■ **TASK GOAL**
Convert these lines into a Markdown table with the columns Row and Line, numbering each row and leaving out any blank lines.
>> START DATA ROWS
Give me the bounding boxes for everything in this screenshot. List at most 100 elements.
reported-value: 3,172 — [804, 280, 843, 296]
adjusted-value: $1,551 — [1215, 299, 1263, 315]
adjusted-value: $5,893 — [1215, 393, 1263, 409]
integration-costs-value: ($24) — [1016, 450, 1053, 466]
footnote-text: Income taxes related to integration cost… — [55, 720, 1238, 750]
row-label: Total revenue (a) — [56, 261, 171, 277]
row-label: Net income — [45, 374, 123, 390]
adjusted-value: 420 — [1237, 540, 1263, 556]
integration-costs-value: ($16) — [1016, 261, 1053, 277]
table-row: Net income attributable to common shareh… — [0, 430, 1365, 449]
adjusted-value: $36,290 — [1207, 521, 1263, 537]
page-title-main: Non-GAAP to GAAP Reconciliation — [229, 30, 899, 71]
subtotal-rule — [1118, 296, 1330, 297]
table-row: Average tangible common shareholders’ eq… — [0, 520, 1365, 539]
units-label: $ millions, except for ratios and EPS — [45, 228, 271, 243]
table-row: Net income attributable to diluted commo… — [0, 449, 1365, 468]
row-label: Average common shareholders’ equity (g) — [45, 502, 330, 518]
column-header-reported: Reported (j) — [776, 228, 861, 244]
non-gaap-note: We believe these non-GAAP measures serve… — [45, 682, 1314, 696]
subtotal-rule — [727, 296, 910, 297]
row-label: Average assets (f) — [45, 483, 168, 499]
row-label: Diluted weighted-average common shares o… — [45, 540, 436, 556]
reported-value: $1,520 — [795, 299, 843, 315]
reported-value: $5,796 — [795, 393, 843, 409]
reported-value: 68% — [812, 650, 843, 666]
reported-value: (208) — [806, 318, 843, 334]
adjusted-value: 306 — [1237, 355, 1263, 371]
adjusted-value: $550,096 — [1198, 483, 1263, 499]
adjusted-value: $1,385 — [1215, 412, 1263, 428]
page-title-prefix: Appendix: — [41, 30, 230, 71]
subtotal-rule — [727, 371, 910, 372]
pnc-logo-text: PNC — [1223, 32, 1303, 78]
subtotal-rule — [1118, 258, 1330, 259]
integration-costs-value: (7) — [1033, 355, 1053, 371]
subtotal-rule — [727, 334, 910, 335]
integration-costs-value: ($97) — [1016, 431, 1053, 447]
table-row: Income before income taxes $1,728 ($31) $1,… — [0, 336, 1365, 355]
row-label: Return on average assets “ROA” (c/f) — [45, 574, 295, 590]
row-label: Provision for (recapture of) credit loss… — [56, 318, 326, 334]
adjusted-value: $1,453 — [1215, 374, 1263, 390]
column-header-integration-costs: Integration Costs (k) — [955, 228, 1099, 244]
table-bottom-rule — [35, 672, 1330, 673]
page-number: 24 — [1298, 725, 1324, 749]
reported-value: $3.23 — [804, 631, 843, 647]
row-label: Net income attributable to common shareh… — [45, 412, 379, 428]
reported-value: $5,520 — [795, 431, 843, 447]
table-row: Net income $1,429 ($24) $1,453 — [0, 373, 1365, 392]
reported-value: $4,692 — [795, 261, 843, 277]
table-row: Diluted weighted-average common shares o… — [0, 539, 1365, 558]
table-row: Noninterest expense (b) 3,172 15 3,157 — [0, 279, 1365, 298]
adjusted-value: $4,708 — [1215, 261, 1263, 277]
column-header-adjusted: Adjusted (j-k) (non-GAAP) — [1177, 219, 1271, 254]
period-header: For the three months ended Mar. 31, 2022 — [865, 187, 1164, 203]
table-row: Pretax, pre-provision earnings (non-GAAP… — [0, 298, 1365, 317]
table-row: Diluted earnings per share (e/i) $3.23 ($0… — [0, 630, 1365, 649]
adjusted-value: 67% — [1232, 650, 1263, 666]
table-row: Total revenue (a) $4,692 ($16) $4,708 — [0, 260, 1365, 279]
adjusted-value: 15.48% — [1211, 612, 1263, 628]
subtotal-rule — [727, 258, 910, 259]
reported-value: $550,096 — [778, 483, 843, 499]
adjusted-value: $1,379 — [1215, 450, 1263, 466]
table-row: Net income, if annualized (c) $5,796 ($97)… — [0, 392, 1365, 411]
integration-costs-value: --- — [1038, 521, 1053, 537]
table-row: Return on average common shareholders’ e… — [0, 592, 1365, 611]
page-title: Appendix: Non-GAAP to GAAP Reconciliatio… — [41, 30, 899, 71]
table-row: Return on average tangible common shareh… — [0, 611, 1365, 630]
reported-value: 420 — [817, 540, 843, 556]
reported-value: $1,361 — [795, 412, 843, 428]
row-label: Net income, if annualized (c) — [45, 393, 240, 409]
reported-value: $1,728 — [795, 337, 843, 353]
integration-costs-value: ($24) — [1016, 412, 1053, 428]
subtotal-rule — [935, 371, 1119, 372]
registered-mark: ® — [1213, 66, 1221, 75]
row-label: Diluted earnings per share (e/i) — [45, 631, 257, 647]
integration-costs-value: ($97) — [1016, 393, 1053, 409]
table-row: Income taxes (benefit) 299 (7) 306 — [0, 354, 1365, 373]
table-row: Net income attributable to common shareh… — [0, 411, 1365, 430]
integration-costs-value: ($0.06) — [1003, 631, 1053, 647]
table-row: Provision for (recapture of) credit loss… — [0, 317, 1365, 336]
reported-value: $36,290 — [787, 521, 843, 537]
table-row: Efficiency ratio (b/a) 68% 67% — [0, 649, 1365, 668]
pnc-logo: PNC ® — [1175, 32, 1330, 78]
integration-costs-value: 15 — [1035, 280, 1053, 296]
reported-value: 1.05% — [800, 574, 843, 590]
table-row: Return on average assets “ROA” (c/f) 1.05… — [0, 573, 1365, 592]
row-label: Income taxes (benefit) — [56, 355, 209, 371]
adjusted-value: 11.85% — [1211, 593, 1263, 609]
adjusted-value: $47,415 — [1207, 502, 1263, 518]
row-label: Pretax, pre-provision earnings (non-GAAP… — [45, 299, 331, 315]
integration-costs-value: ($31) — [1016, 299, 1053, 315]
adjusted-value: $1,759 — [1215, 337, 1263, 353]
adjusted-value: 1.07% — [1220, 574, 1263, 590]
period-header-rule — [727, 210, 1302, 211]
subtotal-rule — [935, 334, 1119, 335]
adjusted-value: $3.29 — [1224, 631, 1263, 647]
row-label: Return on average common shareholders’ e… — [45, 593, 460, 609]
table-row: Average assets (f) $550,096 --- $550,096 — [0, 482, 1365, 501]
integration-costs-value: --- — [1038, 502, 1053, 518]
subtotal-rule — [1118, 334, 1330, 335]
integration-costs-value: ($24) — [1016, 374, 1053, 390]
>> END DATA ROWS
■ **TASK OUTPUT**
| Row | Line |
|---|---|
| 1 | Give me the bounding boxes for everything in this screenshot. List at most 100 elements. |
| 2 | reported-value: 3,172 — [804, 280, 843, 296] |
| 3 | adjusted-value: $1,551 — [1215, 299, 1263, 315] |
| 4 | adjusted-value: $5,893 — [1215, 393, 1263, 409] |
| 5 | integration-costs-value: ($24) — [1016, 450, 1053, 466] |
| 6 | footnote-text: Income taxes related to integration cost… — [55, 720, 1238, 750] |
| 7 | row-label: Total revenue (a) — [56, 261, 171, 277] |
| 8 | row-label: Net income — [45, 374, 123, 390] |
| 9 | adjusted-value: 420 — [1237, 540, 1263, 556] |
| 10 | integration-costs-value: ($16) — [1016, 261, 1053, 277] |
| 11 | table-row: Net income attributable to common shareh… — [0, 430, 1365, 449] |
| 12 | adjusted-value: $36,290 — [1207, 521, 1263, 537] |
| 13 | page-title-main: Non-GAAP to GAAP Reconciliation — [229, 30, 899, 71] |
| 14 | subtotal-rule — [1118, 296, 1330, 297] |
| 15 | table-row: Average tangible common shareholders’ eq… — [0, 520, 1365, 539] |
| 16 | units-label: $ millions, except for ratios and EPS — [45, 228, 271, 243] |
| 17 | table-row: Net income attributable to diluted commo… — [0, 449, 1365, 468] |
| 18 | row-label: Average common shareholders’ equity (g) — [45, 502, 330, 518] |
| 19 | column-header-reported: Reported (j) — [776, 228, 861, 244] |
| 20 | non-gaap-note: We believe these non-GAAP measures serve… — [45, 682, 1314, 696] |
| 21 | subtotal-rule — [727, 296, 910, 297] |
| 22 | row-label: Average assets (f) — [45, 483, 168, 499] |
| 23 | row-label: Diluted weighted-average common shares o… — [45, 540, 436, 556] |
| 24 | reported-value: $1,520 — [795, 299, 843, 315] |
| 25 | reported-value: $5,796 — [795, 393, 843, 409] |
| 26 | reported-value: 68% — [812, 650, 843, 666] |
| 27 | reported-value: (208) — [806, 318, 843, 334] |
| 28 | adjusted-value: 306 — [1237, 355, 1263, 371] |
| 29 | adjusted-value: $550,096 — [1198, 483, 1263, 499] |
| 30 | adjusted-value: $1,385 — [1215, 412, 1263, 428] |
| 31 | page-title-prefix: Appendix: — [41, 30, 230, 71] |
| 32 | subtotal-rule — [727, 371, 910, 372] |
| 33 | pnc-logo-text: PNC — [1223, 32, 1303, 78] |
| 34 | subtotal-rule — [1118, 258, 1330, 259] |
| 35 | integration-costs-value: (7) — [1033, 355, 1053, 371] |
| 36 | subtotal-rule — [727, 334, 910, 335] |
| 37 | integration-costs-value: ($97) — [1016, 431, 1053, 447] |
| 38 | table-row: Income before income taxes $1,728 ($31) $1,… — [0, 336, 1365, 355] |
| 39 | row-label: Return on average assets “ROA” (c/f) — [45, 574, 295, 590] |
| 40 | row-label: Provision for (recapture of) credit loss… — [56, 318, 326, 334] |
| 41 | adjusted-value: $1,453 — [1215, 374, 1263, 390] |
| 42 | column-header-integration-costs: Integration Costs (k) — [955, 228, 1099, 244] |
| 43 | table-bottom-rule — [35, 672, 1330, 673] |
| 44 | page-number: 24 — [1298, 725, 1324, 749] |
| 45 | reported-value: $3.23 — [804, 631, 843, 647] |
| 46 | row-label: Net income attributable to common shareh… — [45, 412, 379, 428] |
| 47 | reported-value: $5,520 — [795, 431, 843, 447] |
| 48 | table-row: Net income $1,429 ($24) $1,453 — [0, 373, 1365, 392] |
| 49 | reported-value: $4,692 — [795, 261, 843, 277] |
| 50 | table-row: Diluted weighted-average common shares o… — [0, 539, 1365, 558] |
| 51 | table-row: Noninterest expense (b) 3,172 15 3,157 — [0, 279, 1365, 298] |
| 52 | adjusted-value: $4,708 — [1215, 261, 1263, 277] |
| 53 | column-header-adjusted: Adjusted (j-k) (non-GAAP) — [1177, 219, 1271, 254] |
| 54 | period-header: For the three months ended Mar. 31, 2022 — [865, 187, 1164, 203] |
| 55 | table-row: Pretax, pre-provision earnings (non-GAAP… — [0, 298, 1365, 317] |
| 56 | table-row: Diluted earnings per share (e/i) $3.23 ($0… — [0, 630, 1365, 649] |
| 57 | adjusted-value: 67% — [1232, 650, 1263, 666] |
| 58 | table-row: Total revenue (a) $4,692 ($16) $4,708 — [0, 260, 1365, 279] |
| 59 | adjusted-value: 15.48% — [1211, 612, 1263, 628] |
| 60 | subtotal-rule — [727, 258, 910, 259] |
| 61 | reported-value: $550,096 — [778, 483, 843, 499] |
| 62 | adjusted-value: $1,379 — [1215, 450, 1263, 466] |
| 63 | table-row: Net income, if annualized (c) $5,796 ($97)… — [0, 392, 1365, 411] |
| 64 | integration-costs-value: --- — [1038, 521, 1053, 537] |
| 65 | table-row: Return on average common shareholders’ e… — [0, 592, 1365, 611] |
| 66 | page-title: Appendix: Non-GAAP to GAAP Reconciliatio… — [41, 30, 899, 71] |
| 67 | table-row: Return on average tangible common shareh… — [0, 611, 1365, 630] |
| 68 | reported-value: 420 — [817, 540, 843, 556] |
| 69 | reported-value: $1,361 — [795, 412, 843, 428] |
| 70 | row-label: Net income, if annualized (c) — [45, 393, 240, 409] |
| 71 | reported-value: $1,728 — [795, 337, 843, 353] |
| 72 | integration-costs-value: ($24) — [1016, 412, 1053, 428] |
| 73 | subtotal-rule — [935, 371, 1119, 372] |
| 74 | registered-mark: ® — [1213, 66, 1221, 75] |
| 75 | row-label: Diluted earnings per share (e/i) — [45, 631, 257, 647] |
| 76 | integration-costs-value: ($97) — [1016, 393, 1053, 409] |
| 77 | table-row: Income taxes (benefit) 299 (7) 306 — [0, 354, 1365, 373] |
| 78 | table-row: Net income attributable to common shareh… — [0, 411, 1365, 430] |
| 79 | integration-costs-value: ($0.06) — [1003, 631, 1053, 647] |
| 80 | table-row: Provision for (recapture of) credit loss… — [0, 317, 1365, 336] |
| 81 | reported-value: $36,290 — [787, 521, 843, 537] |
| 82 | table-row: Efficiency ratio (b/a) 68% 67% — [0, 649, 1365, 668] |
| 83 | pnc-logo: PNC ® — [1175, 32, 1330, 78] |
| 84 | integration-costs-value: 15 — [1035, 280, 1053, 296] |
| 85 | reported-value: 1.05% — [800, 574, 843, 590] |
| 86 | table-row: Return on average assets “ROA” (c/f) 1.05… — [0, 573, 1365, 592] |
| 87 | row-label: Income taxes (benefit) — [56, 355, 209, 371] |
| 88 | adjusted-value: 11.85% — [1211, 593, 1263, 609] |
| 89 | adjusted-value: $47,415 — [1207, 502, 1263, 518] |
| 90 | row-label: Pretax, pre-provision earnings (non-GAAP… — [45, 299, 331, 315] |
| 91 | integration-costs-value: ($31) — [1016, 299, 1053, 315] |
| 92 | adjusted-value: $1,759 — [1215, 337, 1263, 353] |
| 93 | adjusted-value: 1.07% — [1220, 574, 1263, 590] |
| 94 | period-header-rule — [727, 210, 1302, 211] |
| 95 | subtotal-rule — [935, 334, 1119, 335] |
| 96 | adjusted-value: $3.29 — [1224, 631, 1263, 647] |
| 97 | row-label: Return on average common shareholders’ e… — [45, 593, 460, 609] |
| 98 | table-row: Average assets (f) $550,096 --- $550,096 — [0, 482, 1365, 501] |
| 99 | integration-costs-value: --- — [1038, 502, 1053, 518] |
| 100 | subtotal-rule — [1118, 334, 1330, 335] |
| 101 | integration-costs-value: ($24) — [1016, 374, 1053, 390] |